#### RECORDS SUPPLIED
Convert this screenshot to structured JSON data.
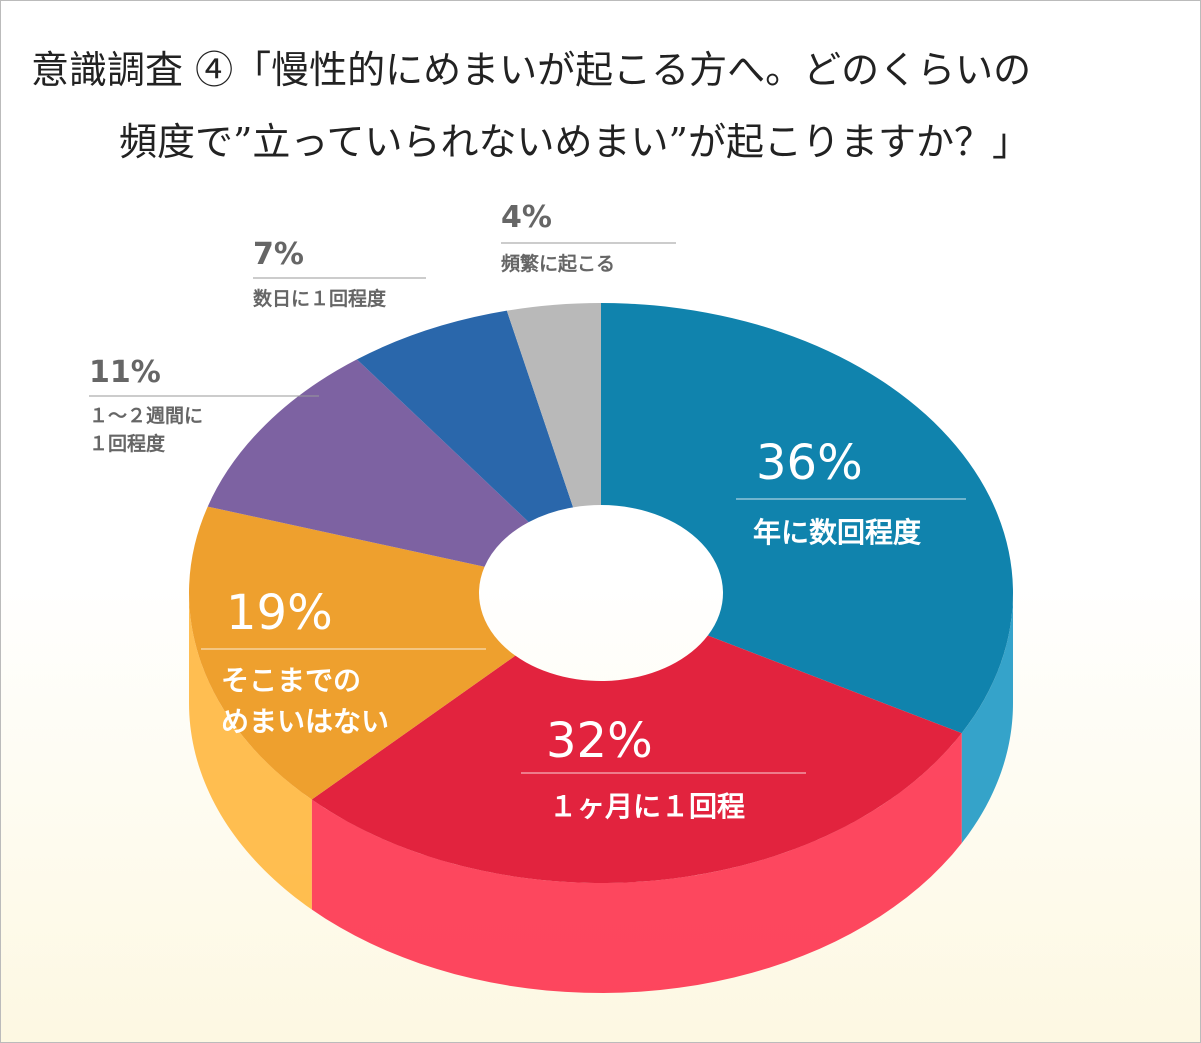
{
  "chart_data": {
    "type": "donut3d",
    "title": [
      "意識調査 ④「慢性的にめまいが起こる方へ。どのくらいの",
      "頻度で”立っていられないめまい”が起こりますか？」"
    ],
    "categories": [
      "年に数回程度",
      "１ヶ月に１回程",
      "そこまでの\nめまいはない",
      "１～２週間に\n１回程度",
      "数日に１回程度",
      "頻繁に起こる"
    ],
    "values": [
      36,
      32,
      19,
      11,
      7,
      4
    ],
    "value_labels": [
      "36%",
      "32%",
      "19%",
      "11%",
      "7%",
      "4%"
    ],
    "colors": [
      "#1083ad",
      "#e2233e",
      "#eea02e",
      "#7d62a2",
      "#2a67ab",
      "#b9b9b9"
    ]
  }
}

#### STATED EXERCISE
Write out each line of the data exactly; the images should be left out.

#### EXERCISE ANSWER
Convert this screenshot to structured JSON data.
{
  "chart_data": {
    "type": "donut3d",
    "title": [
      "意識調査 ④「慢性的にめまいが起こる方へ。どのくらいの",
      "頻度で”立っていられないめまい”が起こりますか？」"
    ],
    "categories": [
      "年に数回程度",
      "１ヶ月に１回程",
      "そこまでの\nめまいはない",
      "１～２週間に\n１回程度",
      "数日に１回程度",
      "頻繁に起こる"
    ],
    "values": [
      36,
      32,
      19,
      11,
      7,
      4
    ],
    "value_labels": [
      "36%",
      "32%",
      "19%",
      "11%",
      "7%",
      "4%"
    ],
    "colors": [
      "#1083ad",
      "#e2233e",
      "#eea02e",
      "#7d62a2",
      "#2a67ab",
      "#b9b9b9"
    ]
  }
}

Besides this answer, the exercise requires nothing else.